Exercise brief. In the data, extract each line that holds the string "local".

Given data.
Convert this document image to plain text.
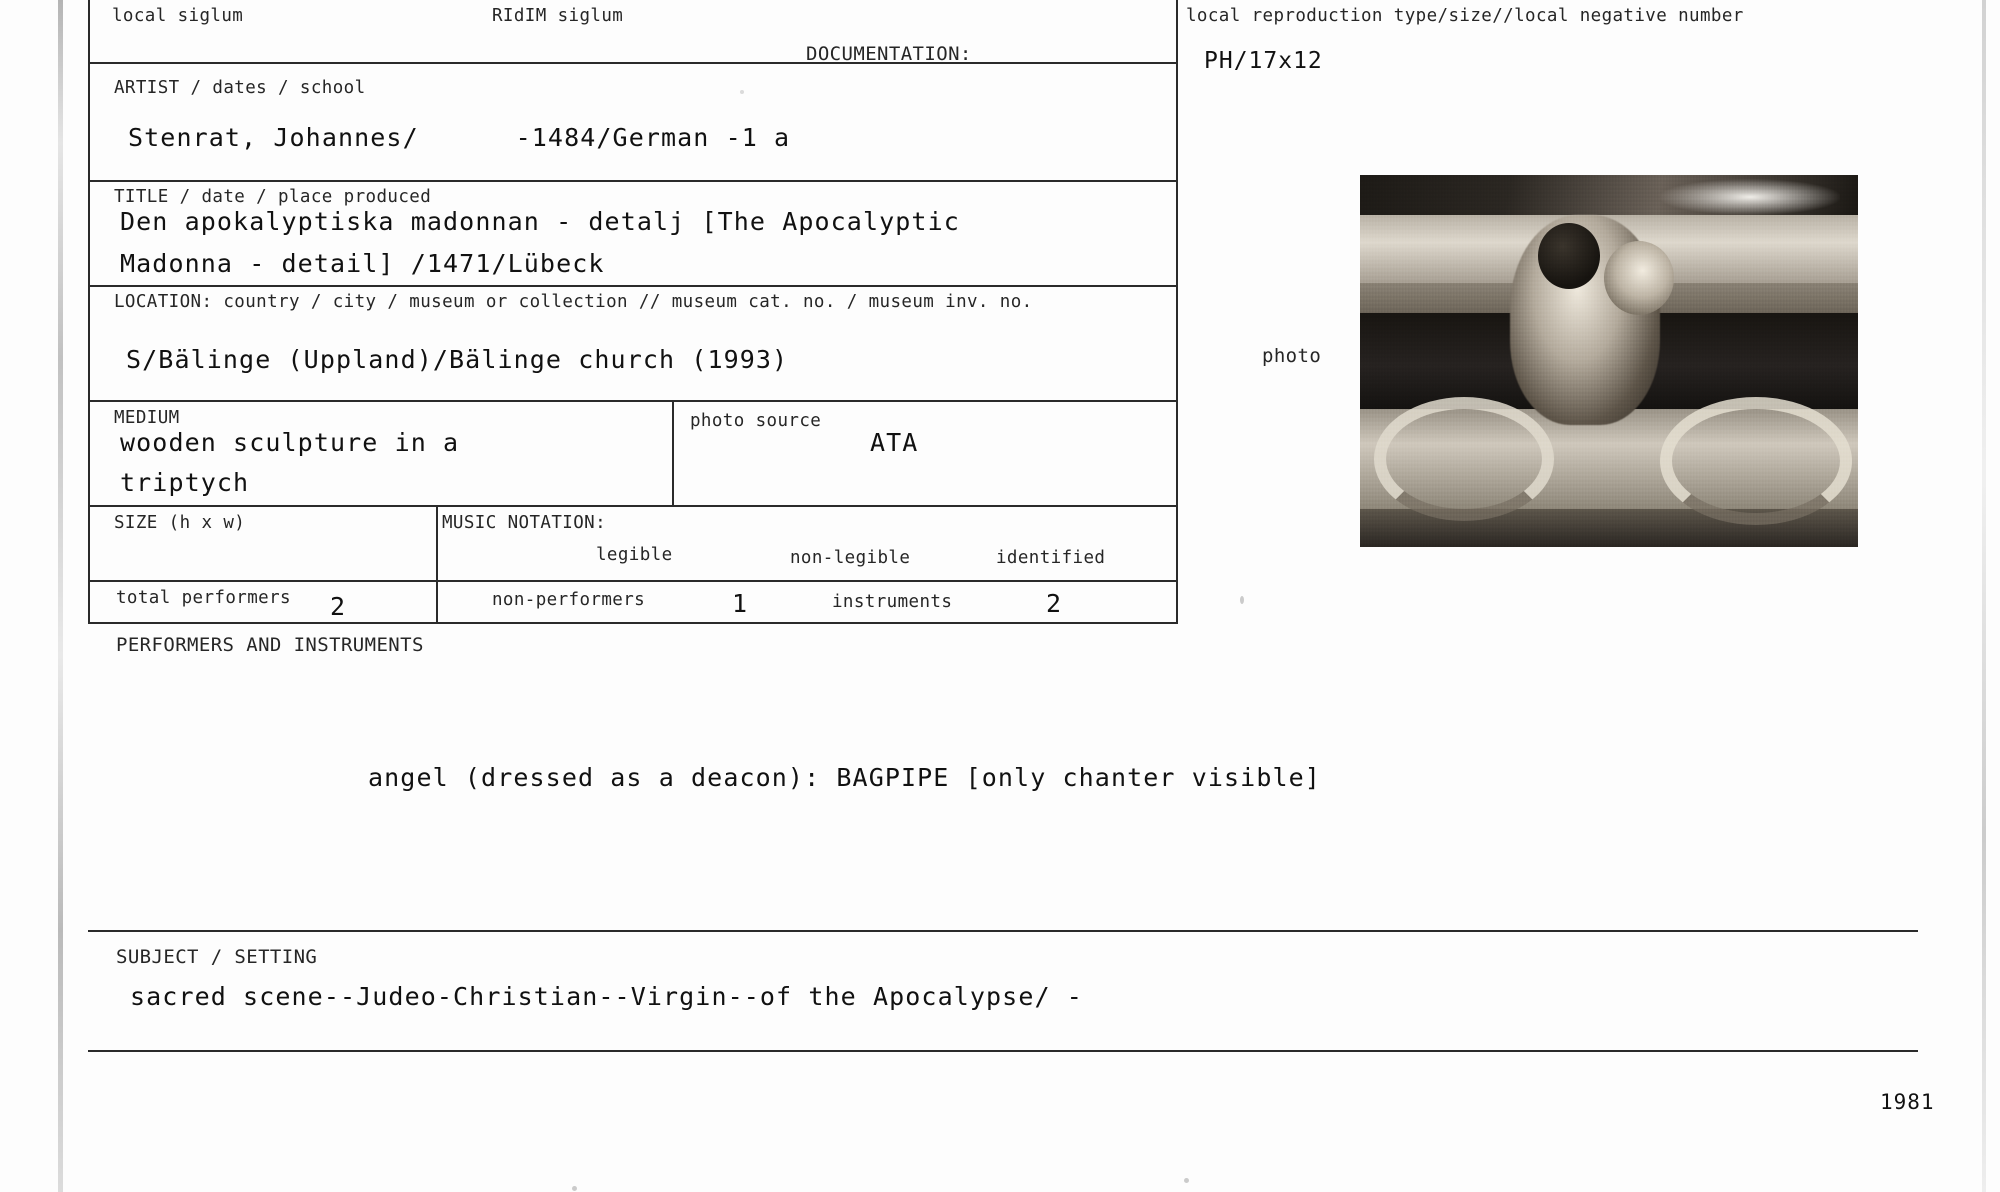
local siglum	RIdIM siglum
DOCUMENTATION:
local reproduction type/size//local negative number
PH/17x12
ARTIST / dates / school
Stenrat, Johannes/      -1484/German -1 a
TITLE / date / place produced
Den apokalyptiska madonnan - detalj [The Apocalyptic
Madonna - detail] /1471/Lübeck
LOCATION: country / city / museum or collection // museum cat. no. / museum inv. no.
S/Bälinge (Uppland)/Bälinge church (1993)
MEDIUM
wooden sculpture in a
triptych
photo source
ATA
SIZE (h x w)	MUSIC NOTATION:
legible	non-legible	identified
total performers 2	non-performers	1	instruments	2
PERFORMERS AND INSTRUMENTS
angel (dressed as a deacon): BAGPIPE [only chanter visible]
SUBJECT / SETTING
sacred scene--Judeo-Christian--Virgin--of the Apocalypse/ -
1981
photo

Solution to this problem.
local siglum	RIdIM siglum
local reproduction type/size//local negative number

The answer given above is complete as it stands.